→ **Problem**
Extract all lines containing "vesten".

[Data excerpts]
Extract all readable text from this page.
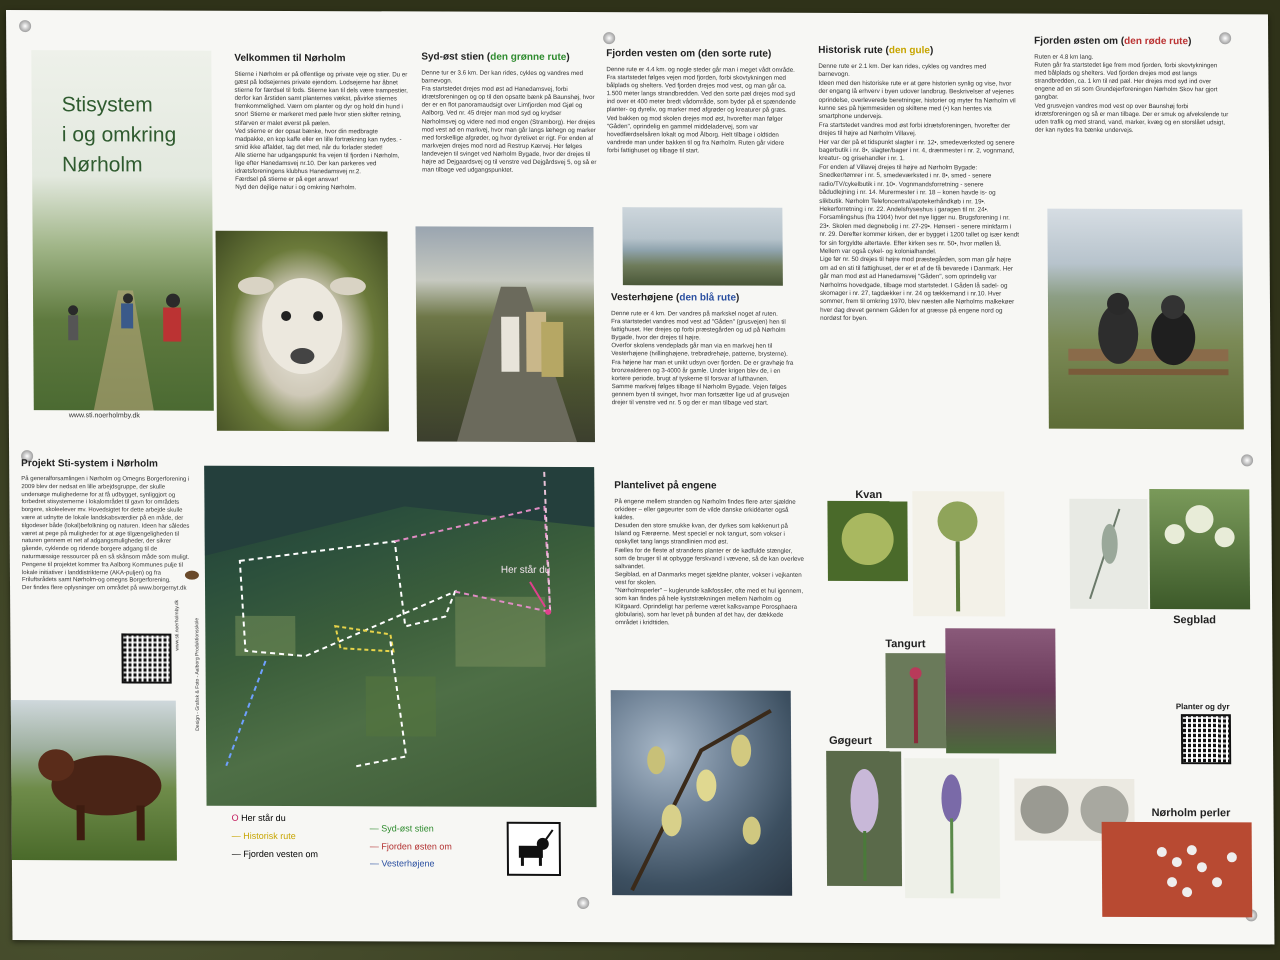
Stisystem
i og omkring
Nørholm
www.sti.noerholmby.dk
Velkommen til Nørholm
Stierne i Nørholm er på offentlige og private veje og stier. Du er gæst på lodsejernes private ejendom. Lodsejerne har åbnet stierne for færdsel til fods. Stierne kan til dels være trampestier, derfor kan årstiden samt planternes vækst, påvirke stiernes fremkommelighed. Værn om planter og dyr og hold din hund i snor! Stierne er markeret med pæle hvor stien skifter retning, stifarven er malet øverst på pælen.
Ved stierne er der opsat bænke, hvor din medbragte madpakke, en kop kaffe eller en lille fortrækning kan nydes. - smid ikke affaldet, tag det med, når du forlader stedet!
Alle stierne har udgangspunkt fra vejen til fjorden i Nørholm, lige efter Hanedamsvej nr.10. Der kan parkeres ved idrætsforeningens klubhus Hanedamsvej nr.2.
Færdsel på stierne er på eget ansvar!
Nyd den dejlige natur i og omkring Nørholm.
Syd-øst stien (den grønne rute)
Denne tur er 3.6 km. Der kan rides, cykles og vandres med barnevogn.
Fra startstedet drejes mod øst ad Hanedamsvej, forbi idrætsforeningen og op til den opsatte bænk på Baunshøj, hvor der er en flot panoramaudsigt over Limfjorden mod Gjøl og Aalborg. Ved nr. 45 drejer man mod syd og krydser Nørholmsvej og videre ned mod engen (Stramborg). Her drejes mod vest ad en markvej, hvor man går langs læhegn og marker med forskellige afgrøder, og hvor dyrelivet er rigt. For enden af markvejen drejes mod nord ad Restrup Kærvej. Her følges landevejen til svinget ved Nørholm Bygade, hvor der drejes til højre ad Dejgaardsvej og til venstre ved Dejgårdsvej 5, og så er man tilbage ved udgangspunktet.
Fjorden vesten om (den sorte rute)
Denne rute er 4.4 km. og nogle steder går man i meget vådt område. Fra startstedet følges vejen mod fjorden, forbi skovtykningen med bålplads og shelters. Ved fjorden drejes mod vest, og man går ca. 1.500 meter langs strandbredden. Ved den sorte pæl drejes mod syd ind over et 400 meter bredt vådområde, som byder på et spændende planter- og dyreliv, og marker med afgrøder og kreaturer på græs.
Ved bakken og mod skolen drejes mod øst, hvorefter man følger "Gåden", oprindelig en gammel middeladervej, som var hovedfærdselsåren lokalt og mod Ålborg. Helt tilbage i oldtiden vandrede man under bakken til og fra Nørholm. Ruten går videre forbi fattighuset og tilbage til start.
Historisk rute (den gule)
Denne rute er 2.1 km. Der kan rides, cykles og vandres med barnevogn.
Ideen med den historiske rute er at gøre historien synlig og vise, hvor der engang lå erhverv i byen udover landbrug. Beskrivelser af vejenes oprindelse, overleverede beretninger, historier og myter fra Nørholm vil kunne ses på hjemmesiden og skiltene med (•) kan hentes via smartphone undervejs.
Fra startstedet vandres mod øst forbi idrætsforeningen, hvorefter der drejes til højre ad Nørholm Villavej.
Her var der på et tidspunkt slagter i nr. 12•, smedeværksted og senere bagerbutik i nr. 8•, slagter/bager i nr. 4, drænmester i nr. 2, vognmand, kreatur- og grisehandler i nr. 1.
For enden af Villavej drejes til højre ad Nørholm Bygade: Snedker/tømrer i nr. 5, smedeværksted i nr. 8•, smed - senere radio/TV/cykelbutik i nr. 10•. Vognmandsforretning - senere bådudlejning i nr. 14. Murermester i nr. 18 – konen havde is- og slikbutik. Nørholm Telefoncentral/apotekerhåndkøb i nr. 19•. Hekerforretning i nr. 22. Andelsfryseshus i garagen til nr. 24•. Forsamlingshus (fra 1904) hvor det nye ligger nu. Brugsforening i nr. 23•. Skolen med degnebolig i nr. 27-29•. Hønseri - senere minkfarm i nr. 29. Derefter kommer kirken, der er bygget i 1200 tallet og især kendt for sin forgyldte altertavle. Efter kirken ses nr. 50•, hvor møllen lå. Mellem var også cykel- og kolonialhandel.
Lige før nr. 50 drejes til højre mod præstegården, som man går højre om ad en sti til fattighuset, der er et af de få bevarede i Danmark. Her går man mod øst ad Hanedamsvej "Gåden", som oprindelig var Nørholms hovedgade, tilbage mod startstedet. I Gåden lå sadel- og skomager i nr. 27, tagdækker i nr. 24 og tækkemand i nr.10. Hver sommer, frem til omkring 1970, blev næsten alle Nørholms malkekøer hver dag drevet gennem Gåden for at græsse på engene nord og nordøst for byen.
Fjorden østen om (den røde rute)
Ruten er 4.8 km lang.
Ruten går fra startstedet lige frem mod fjorden, forbi skovtykningen med bålplads og shelters. Ved fjorden drejes mod øst langs strandbredden, ca. 1 km til rød pæl. Her drejes mod syd ind over engene ad en sti som Grundejerforeningen Nørholm Skov har gjort gangbar.
Ved grusvejen vandres mod vest op over Baunshøj forbi idrætsforeningen og så er man tilbage. Der er smuk og afvekslende tur uden trafik og med strand, vand, marker, kvæg og en storslået udsigt, der kan nydes fra bænke undervejs.
Vesterhøjene (den blå rute)
Denne rute er 4 km. Der vandres på markskel noget af ruten.
Fra startstedet vandres mod vest ad "Gåden" (grusvejen) hen til fattighuset. Her drejes op forbi præstegården og ud på Nørholm Bygade, hvor der drejes til højre.
Overfor skolens vendeplads går man via en markvej hen til Vesterhøjene (tvillinghøjene, trebrødrehøje, patterne, brysterne). Fra højene har man et unikt udsyn over fjorden. De er gravhøje fra bronzealderen og 3-4000 år gamle. Under krigen blev de, i en kortere periode, brugt af tyskerne til forsvar af lufthavnen.
Samme markvej følges tilbage til Nørholm Bygade. Vejen følges gennem byen til svinget, hvor man fortsætter lige ud af grusvejen drejer til venstre ved nr. 5 og der er man tilbage ved start.
Projekt Sti-system i Nørholm
På generalforsamlingen i Nørholm og Omegns Borgerforening i 2009 blev der nedsat en lille arbejdsgruppe, der skulle undersøge mulighederne for at få udbygget, synliggjort og forbedret stisystemerne i lokalområdet til gavn for områdets borgere, skoleelever mv. Hovedsigtet for dette arbejde skulle være at udnytte de lokale landskabsværdier på en måde, der tilgodeser både (lokal)befolkning og naturen. Ideen har således været at pege på muligheder for at øge tilgængeligheden til naturen gennem et net af adgangsmuligheder, der sikrer gående, cyklende og ridende borgere adgang til de naturmæssige ressourcer på en så skånsom måde som muligt.
Pengene til projektet kommer fra Aalborg Kommunes pulje til lokale initiativer i landdistrikterne (AKA-puljen) og fra Friluftsrådets samt Nørholm-og omegns Borgerforening.
Der findes flere oplysninger om området på www.borgernyt.dk
www.sti.noerholmby.dk	Design - Grafisk & Foto - Aalborg Produktionsskole
Her står du
O Her står du
— Historisk rute
— Fjorden vesten om
— Syd-øst stien
— Fjorden østen om
— Vesterhøjene
Plantelivet på engene
På engene mellem stranden og Nørholm findes flere arter sjældne orkideer – eller gøgeurter som de vilde danske orkidéarter også kaldes.
Desuden den store smukke kvan, der dyrkes som køkkenurt på Island og Færøerne. Mest speciel er nok tangurt, som vokser i opskyllet tang langs strandlinien mod øst.
Fælles for de fleste af strandens planter er de kødfulde stængler, som de bruger til at opbygge ferskvand i vævene, så de kan overleve saltvandet.
Segiblad, en af Danmarks meget sjældne planter, vokser i vejkanten vest for skolen.
"Nørholmsperler" – kuglerunde kalkfossiler, ofte med et hul igennem, som kan findes på hele kyststrækningen mellem Nørholm og Klitgaard. Oprindeligt har perlerne været kalksvampe Porosphaera globularis), som har levet på bunden af det hav, der dækkede området i kridttiden.
Kvan
Segblad
Tangurt
Gøgeurt
Nørholm perler
Planter og dyr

→ **Written answer**
Fjorden vesten om (den sorte rute)
— Fjorden vesten om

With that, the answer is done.